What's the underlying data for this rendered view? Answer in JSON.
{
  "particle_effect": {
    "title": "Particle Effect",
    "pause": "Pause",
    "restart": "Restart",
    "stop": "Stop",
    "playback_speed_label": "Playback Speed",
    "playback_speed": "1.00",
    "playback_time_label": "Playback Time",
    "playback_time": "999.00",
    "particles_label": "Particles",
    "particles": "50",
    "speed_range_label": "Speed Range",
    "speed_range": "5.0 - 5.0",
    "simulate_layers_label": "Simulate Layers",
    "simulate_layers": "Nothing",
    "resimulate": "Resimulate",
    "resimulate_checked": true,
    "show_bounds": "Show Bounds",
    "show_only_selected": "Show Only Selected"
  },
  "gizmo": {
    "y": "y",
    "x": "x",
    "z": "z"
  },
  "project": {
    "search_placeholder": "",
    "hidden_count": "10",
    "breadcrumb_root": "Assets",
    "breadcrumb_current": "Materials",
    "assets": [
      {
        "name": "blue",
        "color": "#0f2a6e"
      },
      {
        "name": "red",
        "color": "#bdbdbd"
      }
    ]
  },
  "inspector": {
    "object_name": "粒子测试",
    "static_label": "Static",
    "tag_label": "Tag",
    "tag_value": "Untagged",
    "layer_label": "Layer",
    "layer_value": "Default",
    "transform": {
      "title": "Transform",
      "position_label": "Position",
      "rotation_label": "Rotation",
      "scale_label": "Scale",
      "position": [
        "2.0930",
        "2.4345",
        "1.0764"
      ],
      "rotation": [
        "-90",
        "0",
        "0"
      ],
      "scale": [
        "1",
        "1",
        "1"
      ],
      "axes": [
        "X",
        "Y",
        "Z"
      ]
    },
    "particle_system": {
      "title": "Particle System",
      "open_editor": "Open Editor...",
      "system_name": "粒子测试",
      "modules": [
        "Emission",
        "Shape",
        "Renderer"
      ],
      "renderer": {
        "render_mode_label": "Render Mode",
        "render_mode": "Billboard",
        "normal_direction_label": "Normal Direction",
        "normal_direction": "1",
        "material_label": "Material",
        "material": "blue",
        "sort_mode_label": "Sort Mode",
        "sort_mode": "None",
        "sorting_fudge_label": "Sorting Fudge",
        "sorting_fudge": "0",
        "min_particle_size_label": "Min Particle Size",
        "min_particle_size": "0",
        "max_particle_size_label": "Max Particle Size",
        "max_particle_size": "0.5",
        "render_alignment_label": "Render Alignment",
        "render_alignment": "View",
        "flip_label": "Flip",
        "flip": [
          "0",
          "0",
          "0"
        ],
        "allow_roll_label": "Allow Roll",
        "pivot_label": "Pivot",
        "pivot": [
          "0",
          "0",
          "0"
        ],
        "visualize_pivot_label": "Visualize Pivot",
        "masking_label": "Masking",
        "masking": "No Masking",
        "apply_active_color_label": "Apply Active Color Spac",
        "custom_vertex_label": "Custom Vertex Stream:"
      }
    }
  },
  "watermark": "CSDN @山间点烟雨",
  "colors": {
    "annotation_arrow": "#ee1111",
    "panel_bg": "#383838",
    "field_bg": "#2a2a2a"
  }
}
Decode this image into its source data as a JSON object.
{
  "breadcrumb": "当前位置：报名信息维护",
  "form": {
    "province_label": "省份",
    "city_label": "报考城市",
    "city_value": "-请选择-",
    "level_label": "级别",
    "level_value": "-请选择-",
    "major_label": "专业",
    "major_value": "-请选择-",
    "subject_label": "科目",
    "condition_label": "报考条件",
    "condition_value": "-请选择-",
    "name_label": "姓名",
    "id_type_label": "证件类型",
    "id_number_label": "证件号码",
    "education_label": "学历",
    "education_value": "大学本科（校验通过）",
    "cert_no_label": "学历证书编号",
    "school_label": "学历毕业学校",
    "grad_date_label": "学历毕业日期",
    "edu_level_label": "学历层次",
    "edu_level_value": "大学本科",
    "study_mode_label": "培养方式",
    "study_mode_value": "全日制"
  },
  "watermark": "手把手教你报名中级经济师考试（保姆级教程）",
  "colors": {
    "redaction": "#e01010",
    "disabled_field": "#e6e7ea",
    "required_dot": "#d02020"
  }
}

++++++++

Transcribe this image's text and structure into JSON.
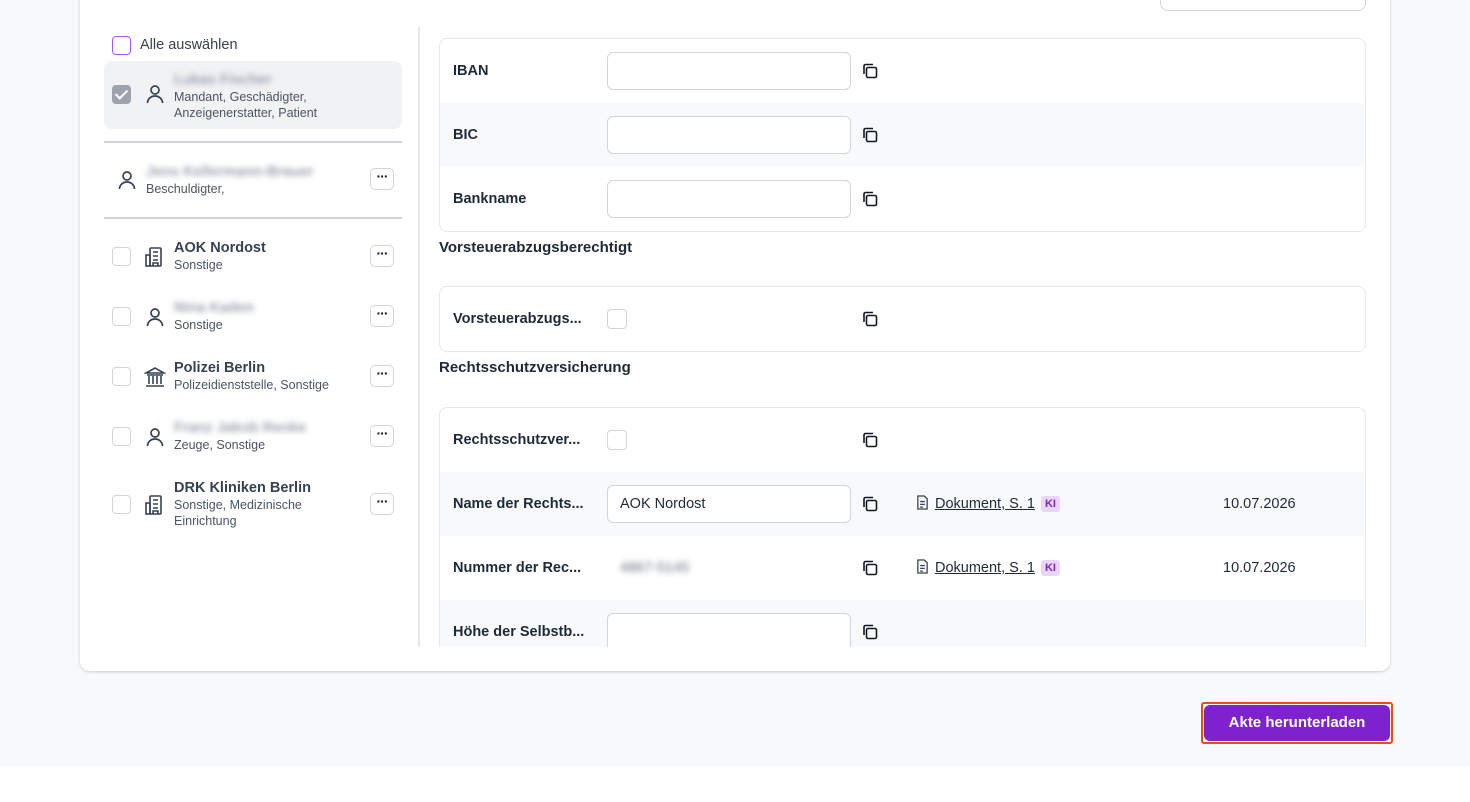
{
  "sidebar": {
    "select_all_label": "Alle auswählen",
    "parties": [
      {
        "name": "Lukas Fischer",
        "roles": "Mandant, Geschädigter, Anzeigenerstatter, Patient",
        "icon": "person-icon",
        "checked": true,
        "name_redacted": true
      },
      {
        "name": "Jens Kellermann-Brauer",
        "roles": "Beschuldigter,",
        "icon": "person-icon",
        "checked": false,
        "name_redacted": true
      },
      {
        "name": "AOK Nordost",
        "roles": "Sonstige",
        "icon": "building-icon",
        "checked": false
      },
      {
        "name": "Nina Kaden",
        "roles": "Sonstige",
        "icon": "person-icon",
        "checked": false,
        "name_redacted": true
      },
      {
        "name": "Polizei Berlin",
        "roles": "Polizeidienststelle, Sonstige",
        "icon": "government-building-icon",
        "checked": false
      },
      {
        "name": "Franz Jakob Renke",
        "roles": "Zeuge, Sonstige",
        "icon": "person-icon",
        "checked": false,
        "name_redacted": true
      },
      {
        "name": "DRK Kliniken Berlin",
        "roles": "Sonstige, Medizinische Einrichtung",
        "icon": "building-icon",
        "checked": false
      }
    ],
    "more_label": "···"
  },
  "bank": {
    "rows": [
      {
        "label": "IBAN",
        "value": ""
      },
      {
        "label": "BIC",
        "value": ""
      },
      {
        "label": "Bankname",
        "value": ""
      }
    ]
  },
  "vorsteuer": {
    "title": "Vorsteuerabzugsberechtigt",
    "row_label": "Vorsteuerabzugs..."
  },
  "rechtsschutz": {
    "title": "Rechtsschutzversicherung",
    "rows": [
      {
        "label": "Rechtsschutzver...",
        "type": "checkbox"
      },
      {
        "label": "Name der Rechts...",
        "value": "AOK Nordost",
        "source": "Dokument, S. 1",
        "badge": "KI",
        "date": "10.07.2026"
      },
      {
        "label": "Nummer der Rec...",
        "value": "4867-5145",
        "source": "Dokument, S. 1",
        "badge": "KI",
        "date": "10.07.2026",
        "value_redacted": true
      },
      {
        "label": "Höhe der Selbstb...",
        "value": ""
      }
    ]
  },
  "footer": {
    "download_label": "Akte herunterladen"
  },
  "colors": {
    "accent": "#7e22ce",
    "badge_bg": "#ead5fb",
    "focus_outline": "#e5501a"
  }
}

++++++++

## Short task
Count how many lines above carry the word "image". Only the number is required.

## Right answer
2